Task requirements
Turn the records below into a JSON list of strings with one string per line. Skip blank lines, and leave the pictures out of the list.

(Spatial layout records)
------------------------------------------------

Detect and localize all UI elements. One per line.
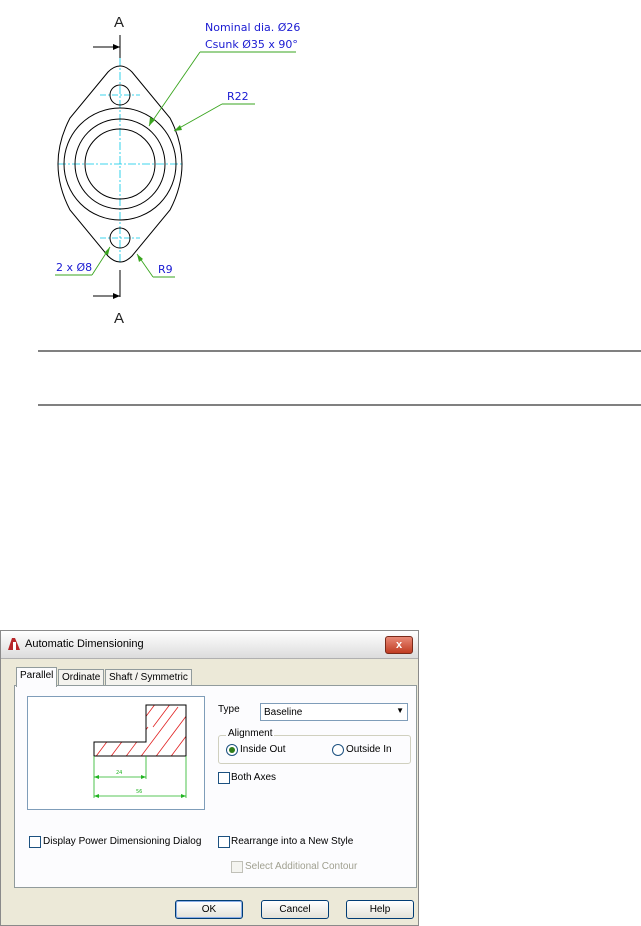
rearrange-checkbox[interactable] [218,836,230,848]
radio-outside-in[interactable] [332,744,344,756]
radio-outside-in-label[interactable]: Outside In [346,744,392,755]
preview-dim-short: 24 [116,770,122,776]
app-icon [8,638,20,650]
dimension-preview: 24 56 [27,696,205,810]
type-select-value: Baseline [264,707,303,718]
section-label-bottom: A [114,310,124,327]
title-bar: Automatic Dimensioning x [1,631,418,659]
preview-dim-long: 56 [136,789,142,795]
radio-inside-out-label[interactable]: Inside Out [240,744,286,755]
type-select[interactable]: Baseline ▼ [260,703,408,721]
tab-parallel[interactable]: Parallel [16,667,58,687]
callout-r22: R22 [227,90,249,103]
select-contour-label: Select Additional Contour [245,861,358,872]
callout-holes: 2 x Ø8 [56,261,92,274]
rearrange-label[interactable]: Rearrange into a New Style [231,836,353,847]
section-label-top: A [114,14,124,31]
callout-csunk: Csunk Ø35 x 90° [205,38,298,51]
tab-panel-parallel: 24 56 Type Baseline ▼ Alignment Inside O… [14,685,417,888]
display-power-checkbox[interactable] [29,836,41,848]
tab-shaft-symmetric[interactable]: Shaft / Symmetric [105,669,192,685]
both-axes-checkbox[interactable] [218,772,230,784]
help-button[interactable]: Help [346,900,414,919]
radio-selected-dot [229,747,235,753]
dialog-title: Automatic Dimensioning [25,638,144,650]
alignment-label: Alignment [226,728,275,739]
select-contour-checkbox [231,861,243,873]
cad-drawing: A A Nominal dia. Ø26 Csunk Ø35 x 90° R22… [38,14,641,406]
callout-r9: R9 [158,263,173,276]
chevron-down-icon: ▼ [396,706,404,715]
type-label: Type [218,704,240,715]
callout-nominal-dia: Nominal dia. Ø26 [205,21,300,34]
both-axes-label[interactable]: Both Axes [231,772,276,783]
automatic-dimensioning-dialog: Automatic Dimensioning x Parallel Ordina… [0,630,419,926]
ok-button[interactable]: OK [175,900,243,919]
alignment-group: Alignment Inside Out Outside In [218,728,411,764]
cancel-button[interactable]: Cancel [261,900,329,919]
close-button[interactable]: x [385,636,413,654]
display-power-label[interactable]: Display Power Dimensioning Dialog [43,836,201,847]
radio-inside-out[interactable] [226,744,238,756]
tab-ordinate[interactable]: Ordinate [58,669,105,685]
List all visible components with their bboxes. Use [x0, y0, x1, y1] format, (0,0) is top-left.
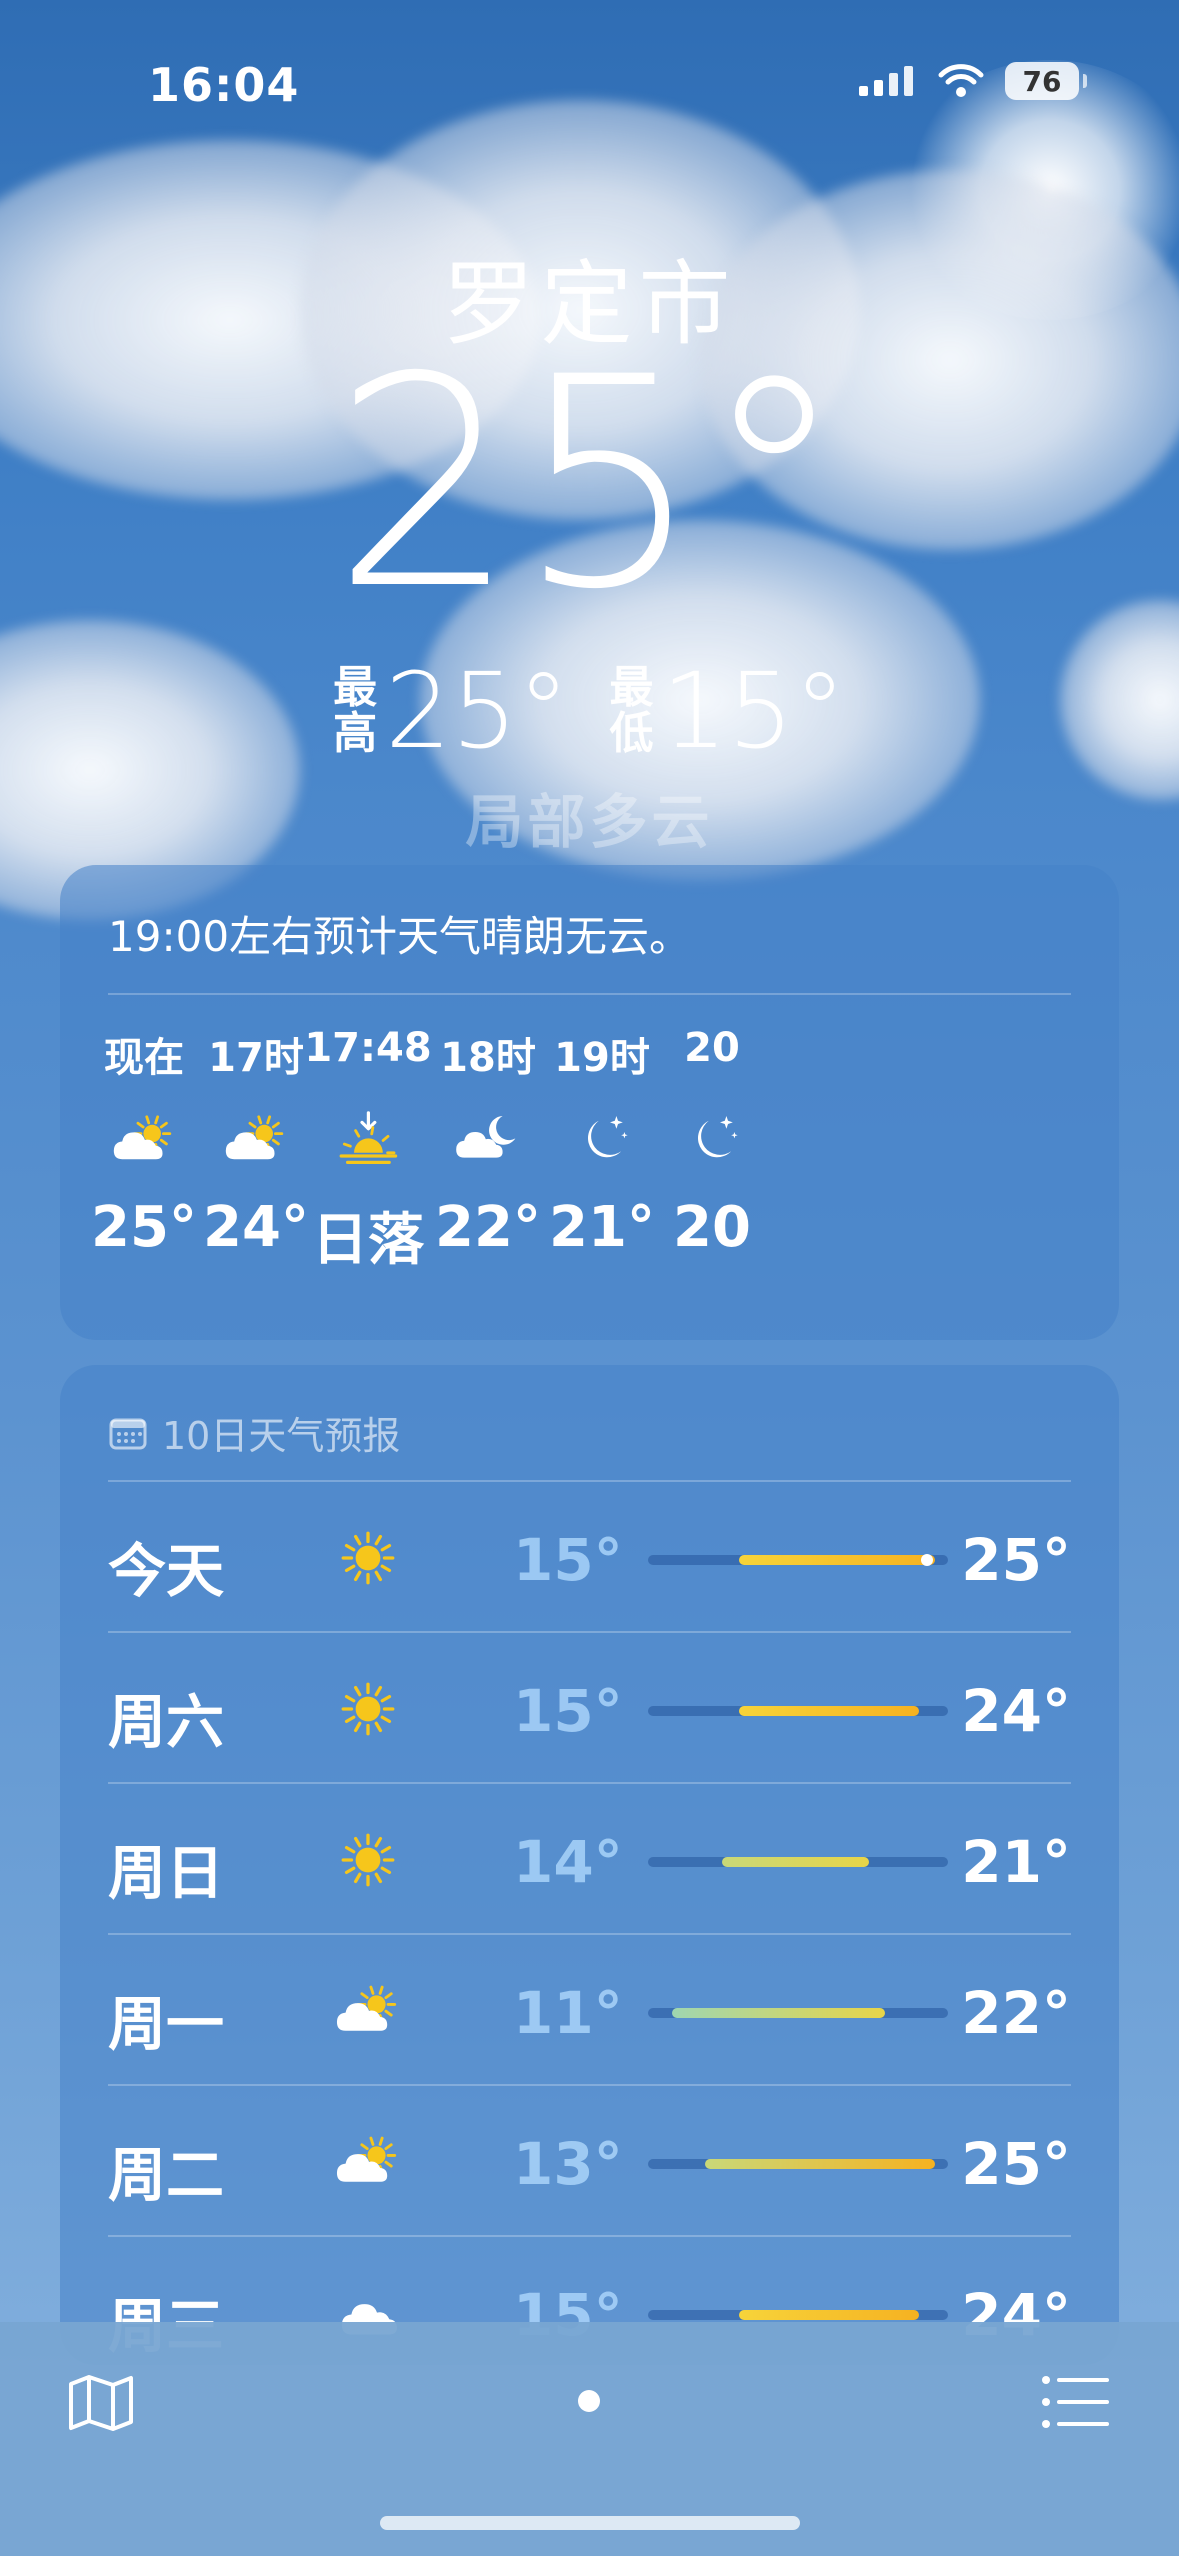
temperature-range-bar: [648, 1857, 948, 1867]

------------------------------------------------

Solution below
[
  "Detect and localize all UI elements. One per line.",
  "rearrange-checkbox[interactable] [218,836,230,848]",
  "radio-outside-in[interactable] [332,744,344,756]",
  "radio-outside-in-label[interactable]: Outside In [346,744,392,755]",
  "preview-dim-short: 24 [116,770,122,776]",
  "app-icon [8,638,20,650]",
  "dimension-preview: 24 56 [27,696,205,810]",
  "type-select-value: Baseline [264,707,303,718]",
  "section-label-bottom: A [114,310,124,327]",
  "title-bar: Automatic Dimensioning x [1,631,418,659]",
  "preview-dim-long: 56 [136,789,142,795]",
  "radio-inside-out-label[interactable]: Inside Out [240,744,286,755]",
  "type-select[interactable]: Baseline ▼ [260,703,408,721]",
  "tab-parallel[interactable]: Parallel [16,667,58,687]",
  "callout-r22: R22 [227,90,249,103]",
  "select-contour-label: Select Additional Contour [245,861,358,872]",
  "callout-holes: 2 x Ø8 [56,261,92,274]",
  "rearrange-label[interactable]: Rearrange into a New Style [231,836,353,847]",
  "section-label-top: A [114,14,124,31]",
  "callout-csunk: Csunk Ø35 x 90° [205,38,298,51]",
  "tab-panel-parallel: 24 56 Type Baseline ▼ Alignment Inside O… [14,685,417,888]",
  "display-power-checkbox[interactable] [29,836,41,848]",
  "tab-shaft-symmetric[interactable]: Shaft / Symmetric [105,669,192,685]",
  "both-axes-checkbox[interactable] [218,772,230,784]",
  "help-button[interactable]: Help [346,900,414,919]",
  "radio-selected-dot [229,747,235,753]",
  "dialog-title: Automatic Dimensioning [25,638,144,650]",
  "alignment-label: Alignment [226,728,275,739]",
  "select-contour-checkbox [231,861,243,873]",
  "cad-drawing: A A Nominal dia. Ø26 Csunk Ø35 x 90° R22… [38,14,641,406]",
  "callout-r9: R9 [158,263,173,276]",
  "chevron-down-icon: ▼ [396,706,404,715]",
  "type-label: Type [218,704,240,715]",
  "callout-nominal-dia: Nominal dia. Ø26 [205,21,300,34]",
  "both-axes-label[interactable]: Both Axes [231,772,276,783]",
  "automatic-dimensioning-dialog: Automatic Dimensioning x Parallel Ordina… [0,630,419,926]",
  "ok-button[interactable]: OK [175,900,243,919]",
  "alignment-group: Alignment Inside Out Outside In [218,728,411,764]",
  "cancel-button[interactable]: Cancel [261,900,329,919]",
  "close-button[interactable]: x [385,636,413,654]",
  "display-power-label[interactable]: Display Power Dimensioning Dialog [43,836,201,847]",
  "radio-inside-out[interactable] [226,744,238,756]",
  "tab-ordinate[interactable]: Ordinate [58,669,105,685]",
  "List all visible components with their bboxes. Use [x0, y0, x1, y1] format, (0,0) is top-left.",
  "temperature-range-bar: [648, 1857, 948, 1867]"
]